▶ Dataset records
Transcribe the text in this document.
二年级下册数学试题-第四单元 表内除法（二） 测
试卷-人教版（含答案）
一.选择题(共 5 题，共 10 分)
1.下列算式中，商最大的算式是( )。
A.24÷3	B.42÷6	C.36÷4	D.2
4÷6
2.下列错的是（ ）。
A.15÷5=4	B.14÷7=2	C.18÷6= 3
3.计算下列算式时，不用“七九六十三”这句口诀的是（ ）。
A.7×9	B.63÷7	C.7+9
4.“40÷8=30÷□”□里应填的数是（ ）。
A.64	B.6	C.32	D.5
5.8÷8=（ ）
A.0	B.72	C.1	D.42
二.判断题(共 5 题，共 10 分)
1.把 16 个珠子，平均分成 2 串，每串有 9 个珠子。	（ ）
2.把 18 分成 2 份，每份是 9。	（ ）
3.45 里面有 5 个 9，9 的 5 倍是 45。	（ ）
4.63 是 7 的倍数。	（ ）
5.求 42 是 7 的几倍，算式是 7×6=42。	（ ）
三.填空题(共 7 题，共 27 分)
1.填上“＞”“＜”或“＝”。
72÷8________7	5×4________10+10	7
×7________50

▶ AIM
Output the records above in their entirety, exactly.

▶ RESPONSE TO THE EXERCISE
Transcribe the text in this document.
二年级下册数学试题-第四单元 表内除法（二） 测
试卷-人教版（含答案）
一.选择题(共 5 题，共 10 分)
1.下列算式中，商最大的算式是( )。
A.24÷3	B.42÷6	C.36÷4	D.2
4÷6
2.下列错的是（ ）。
A.15÷5=4	B.14÷7=2	C.18÷6= 3
3.计算下列算式时，不用“七九六十三”这句口诀的是（ ）。
A.7×9	B.63÷7	C.7+9
4.“40÷8=30÷□”□里应填的数是（ ）。
A.64	B.6	C.32	D.5
5.8÷8=（ ）
A.0	B.72	C.1	D.42
二.判断题(共 5 题，共 10 分)
1.把 16 个珠子，平均分成 2 串，每串有 9 个珠子。	（ ）
2.把 18 分成 2 份，每份是 9。	（ ）
3.45 里面有 5 个 9，9 的 5 倍是 45。	（ ）
4.63 是 7 的倍数。	（ ）
5.求 42 是 7 的几倍，算式是 7×6=42。	（ ）
三.填空题(共 7 题，共 27 分)
1.填上“＞”“＜”或“＝”。
72÷8________7	5×4________10+10	7
×7________50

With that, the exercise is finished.